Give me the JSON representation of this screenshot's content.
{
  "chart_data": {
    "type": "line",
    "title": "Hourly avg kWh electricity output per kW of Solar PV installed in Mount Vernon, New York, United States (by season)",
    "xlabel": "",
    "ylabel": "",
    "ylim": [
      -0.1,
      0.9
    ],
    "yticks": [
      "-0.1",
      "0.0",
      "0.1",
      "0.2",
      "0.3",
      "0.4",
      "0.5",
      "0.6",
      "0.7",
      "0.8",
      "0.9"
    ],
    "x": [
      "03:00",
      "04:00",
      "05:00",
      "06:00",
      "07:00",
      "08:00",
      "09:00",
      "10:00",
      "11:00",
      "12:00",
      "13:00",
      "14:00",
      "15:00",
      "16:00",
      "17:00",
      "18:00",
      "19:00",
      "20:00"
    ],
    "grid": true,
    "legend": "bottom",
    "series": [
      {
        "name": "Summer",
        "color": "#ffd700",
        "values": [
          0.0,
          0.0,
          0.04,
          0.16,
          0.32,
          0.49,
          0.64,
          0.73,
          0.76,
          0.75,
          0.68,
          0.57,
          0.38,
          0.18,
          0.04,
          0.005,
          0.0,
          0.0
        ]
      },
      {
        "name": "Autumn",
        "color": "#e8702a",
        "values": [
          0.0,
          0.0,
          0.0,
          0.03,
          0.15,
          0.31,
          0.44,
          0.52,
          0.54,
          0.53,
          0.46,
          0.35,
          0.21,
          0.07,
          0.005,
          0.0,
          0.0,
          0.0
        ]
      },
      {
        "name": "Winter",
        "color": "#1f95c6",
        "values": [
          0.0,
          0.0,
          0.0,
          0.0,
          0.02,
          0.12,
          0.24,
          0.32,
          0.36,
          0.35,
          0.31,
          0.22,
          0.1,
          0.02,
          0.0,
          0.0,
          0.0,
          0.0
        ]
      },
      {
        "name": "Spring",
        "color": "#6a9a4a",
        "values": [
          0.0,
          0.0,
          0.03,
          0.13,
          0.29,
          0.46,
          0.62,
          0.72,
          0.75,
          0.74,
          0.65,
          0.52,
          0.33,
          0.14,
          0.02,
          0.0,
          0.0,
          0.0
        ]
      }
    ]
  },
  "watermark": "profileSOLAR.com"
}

::::

• **STATED TASK**:
Each line of the material should be echoed exactly.

• **SOLUTION**:
Give me the JSON representation of this screenshot's content.
{
  "chart_data": {
    "type": "line",
    "title": "Hourly avg kWh electricity output per kW of Solar PV installed in Mount Vernon, New York, United States (by season)",
    "xlabel": "",
    "ylabel": "",
    "ylim": [
      -0.1,
      0.9
    ],
    "yticks": [
      "-0.1",
      "0.0",
      "0.1",
      "0.2",
      "0.3",
      "0.4",
      "0.5",
      "0.6",
      "0.7",
      "0.8",
      "0.9"
    ],
    "x": [
      "03:00",
      "04:00",
      "05:00",
      "06:00",
      "07:00",
      "08:00",
      "09:00",
      "10:00",
      "11:00",
      "12:00",
      "13:00",
      "14:00",
      "15:00",
      "16:00",
      "17:00",
      "18:00",
      "19:00",
      "20:00"
    ],
    "grid": true,
    "legend": "bottom",
    "series": [
      {
        "name": "Summer",
        "color": "#ffd700",
        "values": [
          0.0,
          0.0,
          0.04,
          0.16,
          0.32,
          0.49,
          0.64,
          0.73,
          0.76,
          0.75,
          0.68,
          0.57,
          0.38,
          0.18,
          0.04,
          0.005,
          0.0,
          0.0
        ]
      },
      {
        "name": "Autumn",
        "color": "#e8702a",
        "values": [
          0.0,
          0.0,
          0.0,
          0.03,
          0.15,
          0.31,
          0.44,
          0.52,
          0.54,
          0.53,
          0.46,
          0.35,
          0.21,
          0.07,
          0.005,
          0.0,
          0.0,
          0.0
        ]
      },
      {
        "name": "Winter",
        "color": "#1f95c6",
        "values": [
          0.0,
          0.0,
          0.0,
          0.0,
          0.02,
          0.12,
          0.24,
          0.32,
          0.36,
          0.35,
          0.31,
          0.22,
          0.1,
          0.02,
          0.0,
          0.0,
          0.0,
          0.0
        ]
      },
      {
        "name": "Spring",
        "color": "#6a9a4a",
        "values": [
          0.0,
          0.0,
          0.03,
          0.13,
          0.29,
          0.46,
          0.62,
          0.72,
          0.75,
          0.74,
          0.65,
          0.52,
          0.33,
          0.14,
          0.02,
          0.0,
          0.0,
          0.0
        ]
      }
    ]
  },
  "watermark": "profileSOLAR.com"
}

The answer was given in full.